• Description of the task: Narrow the data below down to the lines containing "xlabel".
——————————
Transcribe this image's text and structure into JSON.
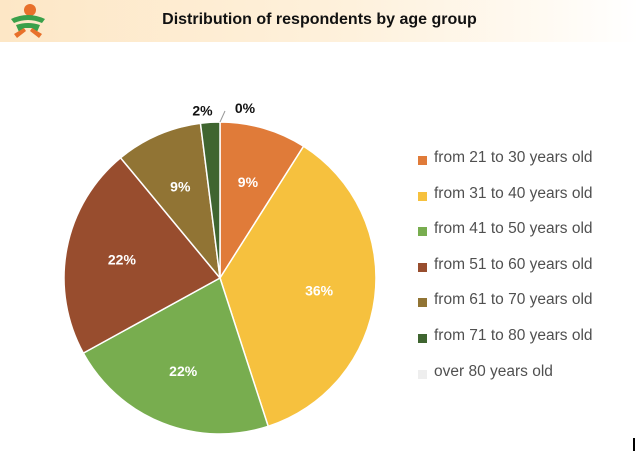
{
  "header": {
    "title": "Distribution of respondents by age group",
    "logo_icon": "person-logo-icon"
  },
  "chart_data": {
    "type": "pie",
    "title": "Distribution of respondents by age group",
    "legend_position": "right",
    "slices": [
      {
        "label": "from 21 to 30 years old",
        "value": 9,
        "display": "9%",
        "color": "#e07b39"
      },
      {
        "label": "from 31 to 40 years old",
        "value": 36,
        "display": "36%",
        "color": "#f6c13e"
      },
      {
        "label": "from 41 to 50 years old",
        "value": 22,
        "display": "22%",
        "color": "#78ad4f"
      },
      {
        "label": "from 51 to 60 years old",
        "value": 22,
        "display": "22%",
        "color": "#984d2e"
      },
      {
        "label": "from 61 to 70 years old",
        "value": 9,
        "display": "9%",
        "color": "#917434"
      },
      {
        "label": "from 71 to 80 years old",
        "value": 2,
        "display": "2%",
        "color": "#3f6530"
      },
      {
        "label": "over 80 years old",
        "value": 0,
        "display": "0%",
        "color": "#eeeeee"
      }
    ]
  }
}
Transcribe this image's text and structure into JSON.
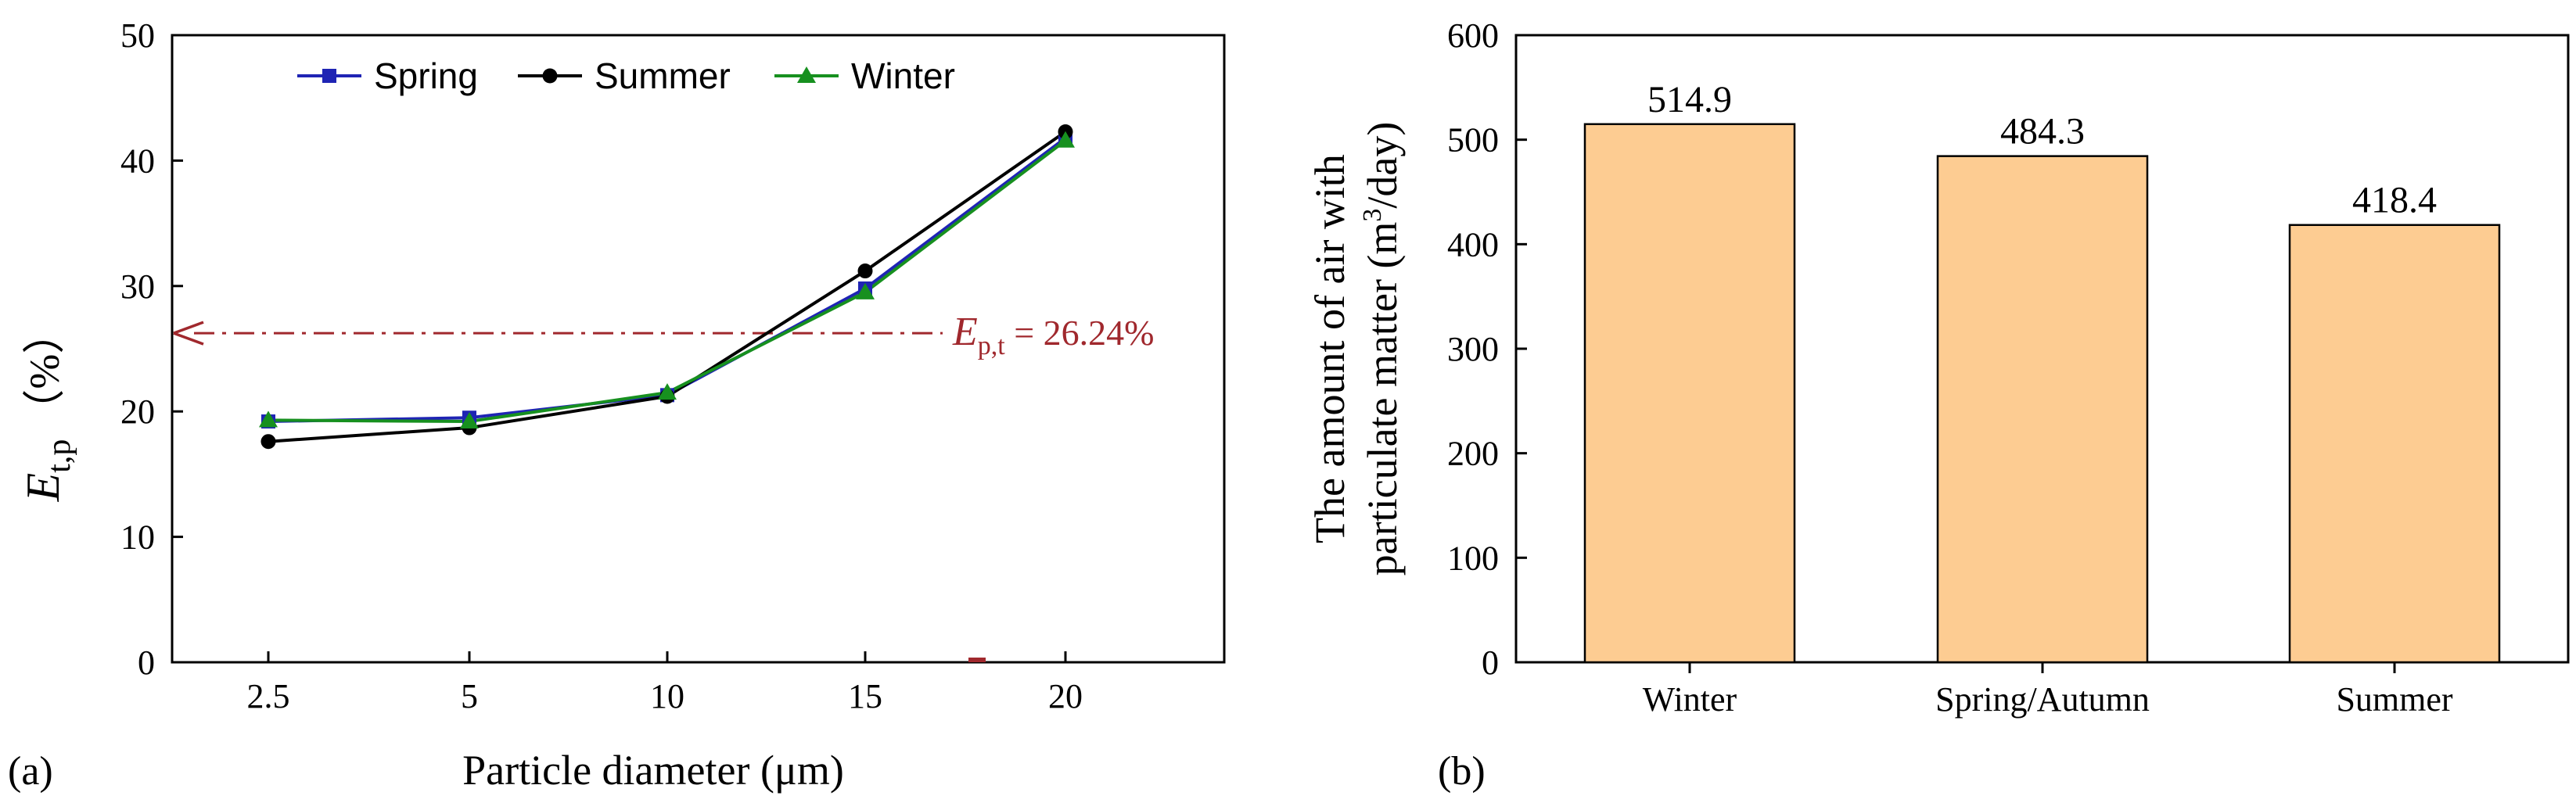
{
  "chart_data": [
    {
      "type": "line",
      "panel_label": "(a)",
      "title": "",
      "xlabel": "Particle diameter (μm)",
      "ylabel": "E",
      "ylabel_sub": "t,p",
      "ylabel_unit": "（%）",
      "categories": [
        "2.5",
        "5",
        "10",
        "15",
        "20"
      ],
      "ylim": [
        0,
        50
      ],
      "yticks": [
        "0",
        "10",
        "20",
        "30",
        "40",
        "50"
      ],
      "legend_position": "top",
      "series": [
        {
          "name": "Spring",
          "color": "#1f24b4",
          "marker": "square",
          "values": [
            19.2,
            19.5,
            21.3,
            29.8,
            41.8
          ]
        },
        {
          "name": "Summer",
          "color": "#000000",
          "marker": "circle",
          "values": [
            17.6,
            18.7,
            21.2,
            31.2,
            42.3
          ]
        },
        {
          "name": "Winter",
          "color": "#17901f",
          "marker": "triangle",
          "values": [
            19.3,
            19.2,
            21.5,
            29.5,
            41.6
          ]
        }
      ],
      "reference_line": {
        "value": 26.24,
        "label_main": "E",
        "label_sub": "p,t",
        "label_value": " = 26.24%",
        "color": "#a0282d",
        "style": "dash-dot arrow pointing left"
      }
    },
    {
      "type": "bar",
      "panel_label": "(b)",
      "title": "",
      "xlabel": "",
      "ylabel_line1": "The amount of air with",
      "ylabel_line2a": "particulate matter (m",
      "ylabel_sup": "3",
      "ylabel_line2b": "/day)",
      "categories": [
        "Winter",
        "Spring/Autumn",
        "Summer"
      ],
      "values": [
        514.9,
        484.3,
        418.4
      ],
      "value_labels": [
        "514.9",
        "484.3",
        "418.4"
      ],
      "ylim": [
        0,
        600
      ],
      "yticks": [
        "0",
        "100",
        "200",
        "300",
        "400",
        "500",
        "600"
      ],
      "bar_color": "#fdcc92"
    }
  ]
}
——————————
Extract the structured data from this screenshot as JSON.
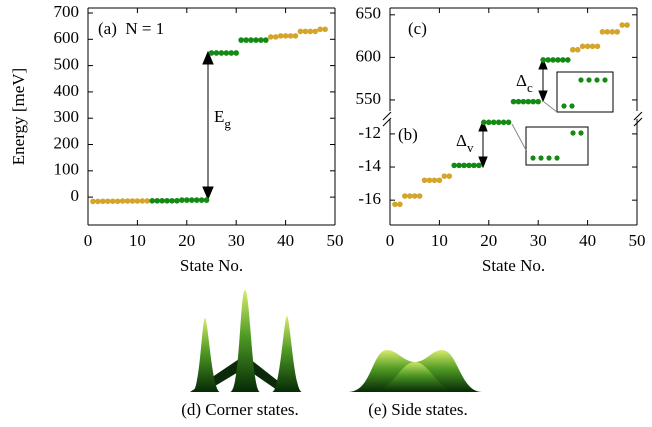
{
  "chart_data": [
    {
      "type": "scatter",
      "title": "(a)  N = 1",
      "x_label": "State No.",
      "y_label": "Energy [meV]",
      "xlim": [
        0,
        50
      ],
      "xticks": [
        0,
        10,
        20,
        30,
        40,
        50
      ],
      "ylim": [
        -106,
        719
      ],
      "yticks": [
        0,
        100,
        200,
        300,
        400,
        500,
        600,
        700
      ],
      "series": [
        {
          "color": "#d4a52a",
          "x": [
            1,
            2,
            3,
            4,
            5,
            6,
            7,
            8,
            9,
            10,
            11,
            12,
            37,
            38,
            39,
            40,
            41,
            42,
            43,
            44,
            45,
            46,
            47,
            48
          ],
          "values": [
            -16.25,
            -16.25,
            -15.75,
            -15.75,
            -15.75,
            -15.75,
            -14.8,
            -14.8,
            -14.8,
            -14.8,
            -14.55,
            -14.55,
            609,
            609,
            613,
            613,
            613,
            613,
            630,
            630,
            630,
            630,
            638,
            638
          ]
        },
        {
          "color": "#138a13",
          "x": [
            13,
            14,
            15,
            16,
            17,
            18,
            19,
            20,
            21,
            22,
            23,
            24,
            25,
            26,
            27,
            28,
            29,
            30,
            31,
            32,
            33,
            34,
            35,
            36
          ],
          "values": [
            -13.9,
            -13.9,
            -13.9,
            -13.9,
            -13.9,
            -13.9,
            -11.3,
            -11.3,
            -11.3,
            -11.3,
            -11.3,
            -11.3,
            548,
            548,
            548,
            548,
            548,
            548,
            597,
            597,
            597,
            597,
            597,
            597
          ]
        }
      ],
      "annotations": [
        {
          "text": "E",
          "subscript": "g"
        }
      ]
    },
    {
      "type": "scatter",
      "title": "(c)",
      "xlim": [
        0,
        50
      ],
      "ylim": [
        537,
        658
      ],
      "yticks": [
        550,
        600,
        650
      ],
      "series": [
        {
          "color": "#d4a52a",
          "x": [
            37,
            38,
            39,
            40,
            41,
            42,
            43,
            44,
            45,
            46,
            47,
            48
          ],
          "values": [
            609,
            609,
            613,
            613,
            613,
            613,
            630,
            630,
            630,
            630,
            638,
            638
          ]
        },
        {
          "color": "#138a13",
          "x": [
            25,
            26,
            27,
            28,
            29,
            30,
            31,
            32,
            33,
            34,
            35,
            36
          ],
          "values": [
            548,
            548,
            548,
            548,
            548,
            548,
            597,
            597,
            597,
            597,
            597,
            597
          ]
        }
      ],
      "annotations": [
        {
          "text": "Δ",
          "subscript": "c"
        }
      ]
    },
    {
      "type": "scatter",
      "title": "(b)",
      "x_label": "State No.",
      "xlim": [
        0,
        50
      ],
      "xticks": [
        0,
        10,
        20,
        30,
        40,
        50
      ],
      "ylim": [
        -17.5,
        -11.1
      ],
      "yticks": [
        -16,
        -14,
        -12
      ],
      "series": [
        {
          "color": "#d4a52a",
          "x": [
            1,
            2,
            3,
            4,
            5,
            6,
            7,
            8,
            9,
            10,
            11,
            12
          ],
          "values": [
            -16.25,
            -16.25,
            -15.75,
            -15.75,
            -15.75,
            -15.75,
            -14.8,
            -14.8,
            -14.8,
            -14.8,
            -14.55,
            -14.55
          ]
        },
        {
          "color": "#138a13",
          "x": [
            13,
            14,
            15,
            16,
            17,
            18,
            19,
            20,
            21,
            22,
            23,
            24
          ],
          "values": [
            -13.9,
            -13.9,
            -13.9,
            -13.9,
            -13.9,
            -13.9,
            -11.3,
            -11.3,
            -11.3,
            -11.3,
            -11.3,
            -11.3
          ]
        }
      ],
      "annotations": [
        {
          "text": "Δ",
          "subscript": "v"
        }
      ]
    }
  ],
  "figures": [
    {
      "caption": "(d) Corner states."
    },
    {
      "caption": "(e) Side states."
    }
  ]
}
——————————
• Answer for the task:
      "xlabel": "Particle diameter (μm)",
      "xlabel": "",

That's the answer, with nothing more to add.